AIM:
Transcribe the records in full, keeping every character as it is.

-- START MATERIAL PROVIDED --

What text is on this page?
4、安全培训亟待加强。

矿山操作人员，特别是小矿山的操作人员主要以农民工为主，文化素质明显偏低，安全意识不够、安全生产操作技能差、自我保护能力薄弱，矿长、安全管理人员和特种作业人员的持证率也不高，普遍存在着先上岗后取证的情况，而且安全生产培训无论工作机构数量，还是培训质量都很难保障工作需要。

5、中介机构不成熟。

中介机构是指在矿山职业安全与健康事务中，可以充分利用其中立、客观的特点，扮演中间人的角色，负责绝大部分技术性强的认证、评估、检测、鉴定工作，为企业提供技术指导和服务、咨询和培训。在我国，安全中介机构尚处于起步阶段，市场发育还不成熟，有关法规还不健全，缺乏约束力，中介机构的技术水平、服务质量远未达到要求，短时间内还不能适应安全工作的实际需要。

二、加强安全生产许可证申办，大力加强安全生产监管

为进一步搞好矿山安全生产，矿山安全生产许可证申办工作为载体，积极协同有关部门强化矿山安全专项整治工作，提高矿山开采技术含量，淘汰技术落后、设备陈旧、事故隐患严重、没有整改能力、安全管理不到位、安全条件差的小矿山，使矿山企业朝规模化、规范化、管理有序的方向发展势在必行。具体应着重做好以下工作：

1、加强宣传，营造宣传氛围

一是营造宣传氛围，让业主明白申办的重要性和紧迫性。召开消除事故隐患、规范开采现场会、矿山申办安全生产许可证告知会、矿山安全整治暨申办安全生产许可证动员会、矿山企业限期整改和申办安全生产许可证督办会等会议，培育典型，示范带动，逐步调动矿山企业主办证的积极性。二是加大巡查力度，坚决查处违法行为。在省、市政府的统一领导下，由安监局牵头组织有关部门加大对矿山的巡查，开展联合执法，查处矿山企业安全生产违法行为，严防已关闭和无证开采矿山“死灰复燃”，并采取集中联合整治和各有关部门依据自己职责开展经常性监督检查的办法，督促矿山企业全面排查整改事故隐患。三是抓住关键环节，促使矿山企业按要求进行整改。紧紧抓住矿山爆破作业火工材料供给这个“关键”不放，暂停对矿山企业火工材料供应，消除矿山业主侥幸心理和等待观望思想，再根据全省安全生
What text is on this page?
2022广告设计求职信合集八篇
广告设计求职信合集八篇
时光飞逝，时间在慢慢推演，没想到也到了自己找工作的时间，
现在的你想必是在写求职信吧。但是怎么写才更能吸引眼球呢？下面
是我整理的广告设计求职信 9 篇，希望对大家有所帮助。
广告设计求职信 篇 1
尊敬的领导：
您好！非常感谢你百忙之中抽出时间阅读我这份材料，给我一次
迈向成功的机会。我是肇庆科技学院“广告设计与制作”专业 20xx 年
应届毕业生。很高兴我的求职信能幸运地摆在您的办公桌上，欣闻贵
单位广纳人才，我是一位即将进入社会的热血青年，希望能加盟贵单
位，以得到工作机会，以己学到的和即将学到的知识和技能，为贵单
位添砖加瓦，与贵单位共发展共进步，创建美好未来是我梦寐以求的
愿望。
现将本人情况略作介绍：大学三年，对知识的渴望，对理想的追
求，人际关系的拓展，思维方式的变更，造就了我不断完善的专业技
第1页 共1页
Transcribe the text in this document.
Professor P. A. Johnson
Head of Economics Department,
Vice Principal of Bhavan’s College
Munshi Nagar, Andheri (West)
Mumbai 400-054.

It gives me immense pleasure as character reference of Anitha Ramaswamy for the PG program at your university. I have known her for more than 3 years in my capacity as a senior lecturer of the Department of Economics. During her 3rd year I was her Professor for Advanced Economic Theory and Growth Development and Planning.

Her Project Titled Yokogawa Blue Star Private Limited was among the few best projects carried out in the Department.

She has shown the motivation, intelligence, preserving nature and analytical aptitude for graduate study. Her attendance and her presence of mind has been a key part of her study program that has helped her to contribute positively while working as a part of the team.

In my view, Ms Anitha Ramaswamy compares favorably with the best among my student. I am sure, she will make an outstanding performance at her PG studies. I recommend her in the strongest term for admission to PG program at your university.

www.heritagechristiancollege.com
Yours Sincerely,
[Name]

-- END MATERIAL PROVIDED --

WORKED SOLUTION:
What text is on this page?
4、安全培训亟待加强。

矿山操作人员，特别是小矿山的操作人员主要以农民工为主，文化素质明显偏低，安全意识不够、安全生产操作技能差、自我保护能力薄弱，矿长、安全管理人员和特种作业人员的持证率也不高，普遍存在着先上岗后取证的情况，而且安全生产培训无论工作机构数量，还是培训质量都很难保障工作需要。

5、中介机构不成熟。

中介机构是指在矿山职业安全与健康事务中，可以充分利用其中立、客观的特点，扮演中间人的角色，负责绝大部分技术性强的认证、评估、检测、鉴定工作，为企业提供技术指导和服务、咨询和培训。在我国，安全中介机构尚处于起步阶段，市场发育还不成熟，有关法规还不健全，缺乏约束力，中介机构的技术水平、服务质量远未达到要求，短时间内还不能适应安全工作的实际需要。

二、加强安全生产许可证申办，大力加强安全生产监管

为进一步搞好矿山安全生产，矿山安全生产许可证申办工作为载体，积极协同有关部门强化矿山安全专项整治工作，提高矿山开采技术含量，淘汰技术落后、设备陈旧、事故隐患严重、没有整改能力、安全管理不到位、安全条件差的小矿山，使矿山企业朝规模化、规范化、管理有序的方向发展势在必行。具体应着重做好以下工作：

1、加强宣传，营造宣传氛围

一是营造宣传氛围，让业主明白申办的重要性和紧迫性。召开消除事故隐患、规范开采现场会、矿山申办安全生产许可证告知会、矿山安全整治暨申办安全生产许可证动员会、矿山企业限期整改和申办安全生产许可证督办会等会议，培育典型，示范带动，逐步调动矿山企业主办证的积极性。二是加大巡查力度，坚决查处违法行为。在省、市政府的统一领导下，由安监局牵头组织有关部门加大对矿山的巡查，开展联合执法，查处矿山企业安全生产违法行为，严防已关闭和无证开采矿山“死灰复燃”，并采取集中联合整治和各有关部门依据自己职责开展经常性监督检查的办法，督促矿山企业全面排查整改事故隐患。三是抓住关键环节，促使矿山企业按要求进行整改。紧紧抓住矿山爆破作业火工材料供给这个“关键”不放，暂停对矿山企业火工材料供应，消除矿山业主侥幸心理和等待观望思想，再根据全省安全生
What text is on this page?
2022广告设计求职信合集八篇
广告设计求职信合集八篇
时光飞逝，时间在慢慢推演，没想到也到了自己找工作的时间，
现在的你想必是在写求职信吧。但是怎么写才更能吸引眼球呢？下面
是我整理的广告设计求职信 9 篇，希望对大家有所帮助。
广告设计求职信 篇 1
尊敬的领导：
您好！非常感谢你百忙之中抽出时间阅读我这份材料，给我一次
迈向成功的机会。我是肇庆科技学院“广告设计与制作”专业 20xx 年
应届毕业生。很高兴我的求职信能幸运地摆在您的办公桌上，欣闻贵
单位广纳人才，我是一位即将进入社会的热血青年，希望能加盟贵单
位，以得到工作机会，以己学到的和即将学到的知识和技能，为贵单
位添砖加瓦，与贵单位共发展共进步，创建美好未来是我梦寐以求的
愿望。
现将本人情况略作介绍：大学三年，对知识的渴望，对理想的追
求，人际关系的拓展，思维方式的变更，造就了我不断完善的专业技
第1页 共1页
Transcribe the text in this document.
Professor P. A. Johnson
Head of Economics Department,
Vice Principal of Bhavan’s College
Munshi Nagar, Andheri (West)
Mumbai 400-054.

It gives me immense pleasure as character reference of Anitha Ramaswamy for the PG program at your university. I have known her for more than 3 years in my capacity as a senior lecturer of the Department of Economics. During her 3rd year I was her Professor for Advanced Economic Theory and Growth Development and Planning.

Her Project Titled Yokogawa Blue Star Private Limited was among the few best projects carried out in the Department.

She has shown the motivation, intelligence, preserving nature and analytical aptitude for graduate study. Her attendance and her presence of mind has been a key part of her study program that has helped her to contribute positively while working as a part of the team.

In my view, Ms Anitha Ramaswamy compares favorably with the best among my student. I am sure, she will make an outstanding performance at her PG studies. I recommend her in the strongest term for admission to PG program at your university.

www.heritagechristiancollege.com
Yours Sincerely,
[Name]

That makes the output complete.